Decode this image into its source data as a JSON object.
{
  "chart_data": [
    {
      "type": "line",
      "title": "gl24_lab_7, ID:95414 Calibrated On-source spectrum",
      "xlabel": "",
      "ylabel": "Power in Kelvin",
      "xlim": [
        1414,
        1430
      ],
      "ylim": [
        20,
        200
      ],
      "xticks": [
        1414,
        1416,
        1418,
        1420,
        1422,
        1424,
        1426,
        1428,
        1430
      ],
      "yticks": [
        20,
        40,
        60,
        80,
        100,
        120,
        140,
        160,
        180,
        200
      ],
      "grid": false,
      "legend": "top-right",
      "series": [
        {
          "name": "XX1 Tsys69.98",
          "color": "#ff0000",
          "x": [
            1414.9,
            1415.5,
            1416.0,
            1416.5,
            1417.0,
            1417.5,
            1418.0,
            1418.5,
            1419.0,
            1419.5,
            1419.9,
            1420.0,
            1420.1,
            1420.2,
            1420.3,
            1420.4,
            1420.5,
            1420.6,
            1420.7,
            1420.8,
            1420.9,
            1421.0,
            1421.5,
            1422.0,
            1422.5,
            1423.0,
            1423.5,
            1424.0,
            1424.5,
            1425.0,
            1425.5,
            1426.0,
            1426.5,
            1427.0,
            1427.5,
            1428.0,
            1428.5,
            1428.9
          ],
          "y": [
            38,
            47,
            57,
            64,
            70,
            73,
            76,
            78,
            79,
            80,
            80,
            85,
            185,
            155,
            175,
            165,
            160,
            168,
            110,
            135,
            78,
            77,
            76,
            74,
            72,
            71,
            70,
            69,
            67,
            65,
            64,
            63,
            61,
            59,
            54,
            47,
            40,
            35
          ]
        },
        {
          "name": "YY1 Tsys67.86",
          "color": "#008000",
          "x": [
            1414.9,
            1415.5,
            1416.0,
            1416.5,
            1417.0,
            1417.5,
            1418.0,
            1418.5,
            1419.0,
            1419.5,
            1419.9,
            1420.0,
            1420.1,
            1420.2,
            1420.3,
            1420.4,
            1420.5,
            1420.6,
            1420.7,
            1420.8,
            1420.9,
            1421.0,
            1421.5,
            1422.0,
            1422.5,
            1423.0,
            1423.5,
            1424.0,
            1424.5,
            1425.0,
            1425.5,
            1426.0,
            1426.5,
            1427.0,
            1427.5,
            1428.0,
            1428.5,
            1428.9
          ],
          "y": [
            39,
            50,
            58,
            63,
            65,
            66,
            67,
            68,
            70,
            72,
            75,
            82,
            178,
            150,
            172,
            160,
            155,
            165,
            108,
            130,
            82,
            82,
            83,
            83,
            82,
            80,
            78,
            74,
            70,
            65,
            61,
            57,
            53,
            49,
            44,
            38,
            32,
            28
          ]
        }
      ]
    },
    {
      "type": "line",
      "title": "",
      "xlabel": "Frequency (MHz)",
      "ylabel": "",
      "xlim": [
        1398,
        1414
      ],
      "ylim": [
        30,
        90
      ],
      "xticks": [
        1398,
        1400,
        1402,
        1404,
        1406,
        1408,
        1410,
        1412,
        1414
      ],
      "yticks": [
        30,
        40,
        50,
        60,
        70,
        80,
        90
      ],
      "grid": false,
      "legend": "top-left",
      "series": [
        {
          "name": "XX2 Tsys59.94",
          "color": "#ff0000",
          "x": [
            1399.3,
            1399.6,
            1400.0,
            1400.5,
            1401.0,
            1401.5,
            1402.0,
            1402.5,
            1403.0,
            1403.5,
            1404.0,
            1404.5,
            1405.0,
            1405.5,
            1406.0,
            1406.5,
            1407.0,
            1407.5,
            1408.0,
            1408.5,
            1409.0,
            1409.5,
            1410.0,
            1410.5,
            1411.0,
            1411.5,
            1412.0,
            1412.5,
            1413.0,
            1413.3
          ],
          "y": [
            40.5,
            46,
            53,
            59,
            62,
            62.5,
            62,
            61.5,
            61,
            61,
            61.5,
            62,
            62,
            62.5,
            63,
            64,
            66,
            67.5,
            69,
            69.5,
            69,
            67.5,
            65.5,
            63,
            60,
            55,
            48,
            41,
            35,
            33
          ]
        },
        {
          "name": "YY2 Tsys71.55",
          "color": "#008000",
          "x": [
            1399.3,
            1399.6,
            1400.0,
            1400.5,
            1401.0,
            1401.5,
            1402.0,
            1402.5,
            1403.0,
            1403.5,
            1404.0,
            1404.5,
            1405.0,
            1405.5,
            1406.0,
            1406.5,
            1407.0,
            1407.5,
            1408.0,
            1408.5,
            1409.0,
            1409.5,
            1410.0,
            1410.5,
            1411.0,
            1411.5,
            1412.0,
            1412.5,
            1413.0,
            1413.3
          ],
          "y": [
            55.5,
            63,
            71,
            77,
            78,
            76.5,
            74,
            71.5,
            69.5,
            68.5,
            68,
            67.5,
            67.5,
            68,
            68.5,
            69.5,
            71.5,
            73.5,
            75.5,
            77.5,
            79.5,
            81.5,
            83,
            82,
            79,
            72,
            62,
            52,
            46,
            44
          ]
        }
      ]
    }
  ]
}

• Job
Give every line of the material again, exactly as it reads.

• The completed task
Decode this image into its source data as a JSON object.
{
  "chart_data": [
    {
      "type": "line",
      "title": "gl24_lab_7, ID:95414 Calibrated On-source spectrum",
      "xlabel": "",
      "ylabel": "Power in Kelvin",
      "xlim": [
        1414,
        1430
      ],
      "ylim": [
        20,
        200
      ],
      "xticks": [
        1414,
        1416,
        1418,
        1420,
        1422,
        1424,
        1426,
        1428,
        1430
      ],
      "yticks": [
        20,
        40,
        60,
        80,
        100,
        120,
        140,
        160,
        180,
        200
      ],
      "grid": false,
      "legend": "top-right",
      "series": [
        {
          "name": "XX1 Tsys69.98",
          "color": "#ff0000",
          "x": [
            1414.9,
            1415.5,
            1416.0,
            1416.5,
            1417.0,
            1417.5,
            1418.0,
            1418.5,
            1419.0,
            1419.5,
            1419.9,
            1420.0,
            1420.1,
            1420.2,
            1420.3,
            1420.4,
            1420.5,
            1420.6,
            1420.7,
            1420.8,
            1420.9,
            1421.0,
            1421.5,
            1422.0,
            1422.5,
            1423.0,
            1423.5,
            1424.0,
            1424.5,
            1425.0,
            1425.5,
            1426.0,
            1426.5,
            1427.0,
            1427.5,
            1428.0,
            1428.5,
            1428.9
          ],
          "y": [
            38,
            47,
            57,
            64,
            70,
            73,
            76,
            78,
            79,
            80,
            80,
            85,
            185,
            155,
            175,
            165,
            160,
            168,
            110,
            135,
            78,
            77,
            76,
            74,
            72,
            71,
            70,
            69,
            67,
            65,
            64,
            63,
            61,
            59,
            54,
            47,
            40,
            35
          ]
        },
        {
          "name": "YY1 Tsys67.86",
          "color": "#008000",
          "x": [
            1414.9,
            1415.5,
            1416.0,
            1416.5,
            1417.0,
            1417.5,
            1418.0,
            1418.5,
            1419.0,
            1419.5,
            1419.9,
            1420.0,
            1420.1,
            1420.2,
            1420.3,
            1420.4,
            1420.5,
            1420.6,
            1420.7,
            1420.8,
            1420.9,
            1421.0,
            1421.5,
            1422.0,
            1422.5,
            1423.0,
            1423.5,
            1424.0,
            1424.5,
            1425.0,
            1425.5,
            1426.0,
            1426.5,
            1427.0,
            1427.5,
            1428.0,
            1428.5,
            1428.9
          ],
          "y": [
            39,
            50,
            58,
            63,
            65,
            66,
            67,
            68,
            70,
            72,
            75,
            82,
            178,
            150,
            172,
            160,
            155,
            165,
            108,
            130,
            82,
            82,
            83,
            83,
            82,
            80,
            78,
            74,
            70,
            65,
            61,
            57,
            53,
            49,
            44,
            38,
            32,
            28
          ]
        }
      ]
    },
    {
      "type": "line",
      "title": "",
      "xlabel": "Frequency (MHz)",
      "ylabel": "",
      "xlim": [
        1398,
        1414
      ],
      "ylim": [
        30,
        90
      ],
      "xticks": [
        1398,
        1400,
        1402,
        1404,
        1406,
        1408,
        1410,
        1412,
        1414
      ],
      "yticks": [
        30,
        40,
        50,
        60,
        70,
        80,
        90
      ],
      "grid": false,
      "legend": "top-left",
      "series": [
        {
          "name": "XX2 Tsys59.94",
          "color": "#ff0000",
          "x": [
            1399.3,
            1399.6,
            1400.0,
            1400.5,
            1401.0,
            1401.5,
            1402.0,
            1402.5,
            1403.0,
            1403.5,
            1404.0,
            1404.5,
            1405.0,
            1405.5,
            1406.0,
            1406.5,
            1407.0,
            1407.5,
            1408.0,
            1408.5,
            1409.0,
            1409.5,
            1410.0,
            1410.5,
            1411.0,
            1411.5,
            1412.0,
            1412.5,
            1413.0,
            1413.3
          ],
          "y": [
            40.5,
            46,
            53,
            59,
            62,
            62.5,
            62,
            61.5,
            61,
            61,
            61.5,
            62,
            62,
            62.5,
            63,
            64,
            66,
            67.5,
            69,
            69.5,
            69,
            67.5,
            65.5,
            63,
            60,
            55,
            48,
            41,
            35,
            33
          ]
        },
        {
          "name": "YY2 Tsys71.55",
          "color": "#008000",
          "x": [
            1399.3,
            1399.6,
            1400.0,
            1400.5,
            1401.0,
            1401.5,
            1402.0,
            1402.5,
            1403.0,
            1403.5,
            1404.0,
            1404.5,
            1405.0,
            1405.5,
            1406.0,
            1406.5,
            1407.0,
            1407.5,
            1408.0,
            1408.5,
            1409.0,
            1409.5,
            1410.0,
            1410.5,
            1411.0,
            1411.5,
            1412.0,
            1412.5,
            1413.0,
            1413.3
          ],
          "y": [
            55.5,
            63,
            71,
            77,
            78,
            76.5,
            74,
            71.5,
            69.5,
            68.5,
            68,
            67.5,
            67.5,
            68,
            68.5,
            69.5,
            71.5,
            73.5,
            75.5,
            77.5,
            79.5,
            81.5,
            83,
            82,
            79,
            72,
            62,
            52,
            46,
            44
          ]
        }
      ]
    }
  ]
}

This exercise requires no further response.